----- DATA RECORDS

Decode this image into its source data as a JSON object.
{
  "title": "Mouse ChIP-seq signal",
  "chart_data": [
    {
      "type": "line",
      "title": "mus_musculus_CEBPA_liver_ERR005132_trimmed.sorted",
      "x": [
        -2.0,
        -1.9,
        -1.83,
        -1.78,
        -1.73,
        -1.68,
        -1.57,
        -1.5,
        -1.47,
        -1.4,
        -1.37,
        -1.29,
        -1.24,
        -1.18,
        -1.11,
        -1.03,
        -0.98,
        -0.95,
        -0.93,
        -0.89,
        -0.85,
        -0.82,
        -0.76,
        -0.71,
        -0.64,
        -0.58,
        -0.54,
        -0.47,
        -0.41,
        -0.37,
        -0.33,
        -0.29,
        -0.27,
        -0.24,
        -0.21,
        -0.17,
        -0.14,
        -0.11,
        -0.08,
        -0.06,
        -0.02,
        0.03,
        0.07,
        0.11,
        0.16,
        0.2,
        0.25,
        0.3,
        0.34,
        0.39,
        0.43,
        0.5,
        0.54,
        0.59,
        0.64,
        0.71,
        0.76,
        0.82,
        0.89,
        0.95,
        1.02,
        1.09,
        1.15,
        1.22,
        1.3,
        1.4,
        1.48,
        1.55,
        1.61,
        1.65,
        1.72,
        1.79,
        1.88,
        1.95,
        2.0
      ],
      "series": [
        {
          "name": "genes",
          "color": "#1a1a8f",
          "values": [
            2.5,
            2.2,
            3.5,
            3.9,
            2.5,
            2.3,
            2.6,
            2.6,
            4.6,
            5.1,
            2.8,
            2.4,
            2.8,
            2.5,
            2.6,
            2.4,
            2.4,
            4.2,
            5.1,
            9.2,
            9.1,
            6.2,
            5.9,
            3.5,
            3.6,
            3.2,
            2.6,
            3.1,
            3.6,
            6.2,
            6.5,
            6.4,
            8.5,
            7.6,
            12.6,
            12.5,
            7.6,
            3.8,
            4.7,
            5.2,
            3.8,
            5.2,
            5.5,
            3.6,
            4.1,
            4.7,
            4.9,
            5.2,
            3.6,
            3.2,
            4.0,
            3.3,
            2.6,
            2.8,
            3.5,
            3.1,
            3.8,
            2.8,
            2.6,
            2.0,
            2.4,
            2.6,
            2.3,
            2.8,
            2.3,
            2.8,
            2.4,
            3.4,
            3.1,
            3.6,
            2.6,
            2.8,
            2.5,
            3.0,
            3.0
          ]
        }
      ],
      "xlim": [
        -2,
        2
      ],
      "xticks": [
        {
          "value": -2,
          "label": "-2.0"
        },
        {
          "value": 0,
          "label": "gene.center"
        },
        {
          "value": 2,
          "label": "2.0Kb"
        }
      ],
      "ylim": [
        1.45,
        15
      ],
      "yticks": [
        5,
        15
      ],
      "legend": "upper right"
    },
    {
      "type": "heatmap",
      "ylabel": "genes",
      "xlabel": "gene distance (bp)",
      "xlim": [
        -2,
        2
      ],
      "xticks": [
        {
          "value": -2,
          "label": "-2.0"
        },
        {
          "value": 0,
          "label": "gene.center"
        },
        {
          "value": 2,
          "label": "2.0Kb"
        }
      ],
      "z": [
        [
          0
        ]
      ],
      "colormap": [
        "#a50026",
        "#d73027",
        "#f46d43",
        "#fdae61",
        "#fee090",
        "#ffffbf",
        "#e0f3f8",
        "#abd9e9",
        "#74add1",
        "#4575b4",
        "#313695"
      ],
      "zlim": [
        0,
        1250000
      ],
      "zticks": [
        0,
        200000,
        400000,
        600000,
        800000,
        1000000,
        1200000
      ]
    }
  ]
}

----------

_ASSIGNMENT_:
Please copy out the records exactly as they appear.

_EXERCISE ANSWER_:
Decode this image into its source data as a JSON object.
{
  "title": "Mouse ChIP-seq signal",
  "chart_data": [
    {
      "type": "line",
      "title": "mus_musculus_CEBPA_liver_ERR005132_trimmed.sorted",
      "x": [
        -2.0,
        -1.9,
        -1.83,
        -1.78,
        -1.73,
        -1.68,
        -1.57,
        -1.5,
        -1.47,
        -1.4,
        -1.37,
        -1.29,
        -1.24,
        -1.18,
        -1.11,
        -1.03,
        -0.98,
        -0.95,
        -0.93,
        -0.89,
        -0.85,
        -0.82,
        -0.76,
        -0.71,
        -0.64,
        -0.58,
        -0.54,
        -0.47,
        -0.41,
        -0.37,
        -0.33,
        -0.29,
        -0.27,
        -0.24,
        -0.21,
        -0.17,
        -0.14,
        -0.11,
        -0.08,
        -0.06,
        -0.02,
        0.03,
        0.07,
        0.11,
        0.16,
        0.2,
        0.25,
        0.3,
        0.34,
        0.39,
        0.43,
        0.5,
        0.54,
        0.59,
        0.64,
        0.71,
        0.76,
        0.82,
        0.89,
        0.95,
        1.02,
        1.09,
        1.15,
        1.22,
        1.3,
        1.4,
        1.48,
        1.55,
        1.61,
        1.65,
        1.72,
        1.79,
        1.88,
        1.95,
        2.0
      ],
      "series": [
        {
          "name": "genes",
          "color": "#1a1a8f",
          "values": [
            2.5,
            2.2,
            3.5,
            3.9,
            2.5,
            2.3,
            2.6,
            2.6,
            4.6,
            5.1,
            2.8,
            2.4,
            2.8,
            2.5,
            2.6,
            2.4,
            2.4,
            4.2,
            5.1,
            9.2,
            9.1,
            6.2,
            5.9,
            3.5,
            3.6,
            3.2,
            2.6,
            3.1,
            3.6,
            6.2,
            6.5,
            6.4,
            8.5,
            7.6,
            12.6,
            12.5,
            7.6,
            3.8,
            4.7,
            5.2,
            3.8,
            5.2,
            5.5,
            3.6,
            4.1,
            4.7,
            4.9,
            5.2,
            3.6,
            3.2,
            4.0,
            3.3,
            2.6,
            2.8,
            3.5,
            3.1,
            3.8,
            2.8,
            2.6,
            2.0,
            2.4,
            2.6,
            2.3,
            2.8,
            2.3,
            2.8,
            2.4,
            3.4,
            3.1,
            3.6,
            2.6,
            2.8,
            2.5,
            3.0,
            3.0
          ]
        }
      ],
      "xlim": [
        -2,
        2
      ],
      "xticks": [
        {
          "value": -2,
          "label": "-2.0"
        },
        {
          "value": 0,
          "label": "gene.center"
        },
        {
          "value": 2,
          "label": "2.0Kb"
        }
      ],
      "ylim": [
        1.45,
        15
      ],
      "yticks": [
        5,
        15
      ],
      "legend": "upper right"
    },
    {
      "type": "heatmap",
      "ylabel": "genes",
      "xlabel": "gene distance (bp)",
      "xlim": [
        -2,
        2
      ],
      "xticks": [
        {
          "value": -2,
          "label": "-2.0"
        },
        {
          "value": 0,
          "label": "gene.center"
        },
        {
          "value": 2,
          "label": "2.0Kb"
        }
      ],
      "z": [
        [
          0
        ]
      ],
      "colormap": [
        "#a50026",
        "#d73027",
        "#f46d43",
        "#fdae61",
        "#fee090",
        "#ffffbf",
        "#e0f3f8",
        "#abd9e9",
        "#74add1",
        "#4575b4",
        "#313695"
      ],
      "zlim": [
        0,
        1250000
      ],
      "zticks": [
        0,
        200000,
        400000,
        600000,
        800000,
        1000000,
        1200000
      ]
    }
  ]
}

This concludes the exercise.